Podcasts often rely on informal and unscripted dialogue, a dynamic that frequently results in free-spirited and far-ranging discussions. However interesting, though, these conversations are not insulated from the reach of defamation law.
Just ask MLB umpire Joe West.
On Tuesday, New York trial judge John Kelley ruled that former MLB catcher Paul Lo Duca must pay West $500,000, plus interest, for defamatory remarks Lo Duca expressed during a podcast. While retelling an anecdote from his playing days, Lo Duca suggested that West’s calling of balls and strikes had been influenced by bribes, with pitcher Billy Wagner supposedly letting West use one of his vintage automobiles in exchange for favorable calls. (There is no evidence that this actually happened.)
The details of the dispute are worth considering. In 2019, The Action Network published a podcast in which Lo Duca, who played for the New York Mets in 2006 and 2007, recalled catching for Wagner in a game against the Philadelphia Phillies when West was the home plate umpire. As retold by Lo Duca, he and Wagner chatted in the clubhouse after West had called three Phillies batters out on strikes.
According to the transcript referenced in West’s complaint, Lo Duca made the following remarks:
“We get back into the clubhouse, and I’m like, ‘What the f— just happened just right now?’ and Wagner just winks at me.
I’m like, ‘What’s the secret?’
He’s like, ‘Joe loves antique cars.’
I’m like, ‘Really?’
He goes, ‘Yeah, so every time he comes in town, I lend him my ‘57 Chevy so he can drive it around.’
And I’m like, ‘What?’
He goes, ‘Yeah, so then he opens up the strike zone for me.’
I’m like, ‘This guy’s been throwing me out for the last 10 years of my life, and all I needed to do was rent him a ’57 Chevy?’”

***

Which people are named in the article about the Joe West defamation ruling?

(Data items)

***

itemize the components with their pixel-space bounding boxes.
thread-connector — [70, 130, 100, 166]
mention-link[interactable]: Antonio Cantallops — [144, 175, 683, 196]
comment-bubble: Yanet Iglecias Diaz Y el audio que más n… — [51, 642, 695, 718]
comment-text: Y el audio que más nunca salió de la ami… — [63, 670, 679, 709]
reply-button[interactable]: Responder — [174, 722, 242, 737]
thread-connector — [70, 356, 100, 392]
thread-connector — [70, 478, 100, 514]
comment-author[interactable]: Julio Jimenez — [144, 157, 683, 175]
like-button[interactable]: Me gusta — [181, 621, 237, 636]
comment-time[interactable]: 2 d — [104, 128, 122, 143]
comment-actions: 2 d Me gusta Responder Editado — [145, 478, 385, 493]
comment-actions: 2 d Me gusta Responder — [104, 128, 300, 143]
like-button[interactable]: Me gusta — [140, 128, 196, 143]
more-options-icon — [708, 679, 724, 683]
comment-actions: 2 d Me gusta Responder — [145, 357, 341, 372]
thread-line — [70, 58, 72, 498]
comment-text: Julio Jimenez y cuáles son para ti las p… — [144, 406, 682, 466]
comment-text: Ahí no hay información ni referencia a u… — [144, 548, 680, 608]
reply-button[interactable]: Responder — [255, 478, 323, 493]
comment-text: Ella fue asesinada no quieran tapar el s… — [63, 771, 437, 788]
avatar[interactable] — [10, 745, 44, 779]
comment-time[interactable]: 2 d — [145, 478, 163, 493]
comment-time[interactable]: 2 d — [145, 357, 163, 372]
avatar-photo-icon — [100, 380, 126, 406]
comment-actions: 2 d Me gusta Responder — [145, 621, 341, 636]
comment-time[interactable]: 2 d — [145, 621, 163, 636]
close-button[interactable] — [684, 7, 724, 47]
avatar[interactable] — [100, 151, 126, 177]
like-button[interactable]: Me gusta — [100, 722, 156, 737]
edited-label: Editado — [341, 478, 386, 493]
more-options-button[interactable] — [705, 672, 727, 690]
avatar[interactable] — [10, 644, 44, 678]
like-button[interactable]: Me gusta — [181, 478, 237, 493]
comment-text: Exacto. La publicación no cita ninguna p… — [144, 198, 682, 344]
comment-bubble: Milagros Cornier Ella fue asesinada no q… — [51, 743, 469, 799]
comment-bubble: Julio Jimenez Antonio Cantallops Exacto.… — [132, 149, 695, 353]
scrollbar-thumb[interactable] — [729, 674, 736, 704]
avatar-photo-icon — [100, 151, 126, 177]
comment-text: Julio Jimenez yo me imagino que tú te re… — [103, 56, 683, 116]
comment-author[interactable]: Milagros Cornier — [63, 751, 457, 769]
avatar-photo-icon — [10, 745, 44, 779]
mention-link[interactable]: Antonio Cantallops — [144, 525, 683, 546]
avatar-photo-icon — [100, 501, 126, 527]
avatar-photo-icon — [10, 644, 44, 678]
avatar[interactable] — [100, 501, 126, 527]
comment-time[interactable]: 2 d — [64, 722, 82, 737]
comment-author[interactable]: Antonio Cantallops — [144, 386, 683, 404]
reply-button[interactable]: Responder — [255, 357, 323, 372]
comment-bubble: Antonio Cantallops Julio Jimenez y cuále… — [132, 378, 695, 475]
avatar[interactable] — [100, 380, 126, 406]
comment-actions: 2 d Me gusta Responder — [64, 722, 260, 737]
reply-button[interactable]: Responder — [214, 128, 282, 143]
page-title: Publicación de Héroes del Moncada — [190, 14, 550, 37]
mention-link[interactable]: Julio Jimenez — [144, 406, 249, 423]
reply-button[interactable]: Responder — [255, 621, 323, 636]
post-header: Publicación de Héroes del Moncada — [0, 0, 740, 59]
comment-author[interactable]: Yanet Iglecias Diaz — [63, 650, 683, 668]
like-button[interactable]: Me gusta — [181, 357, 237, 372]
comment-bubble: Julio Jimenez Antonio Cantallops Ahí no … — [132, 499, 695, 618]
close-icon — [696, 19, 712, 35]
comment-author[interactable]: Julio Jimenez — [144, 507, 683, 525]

***

» **Solution to the problem**: Joe West, John Kelley, Paul Lo Duca, Billy Wagner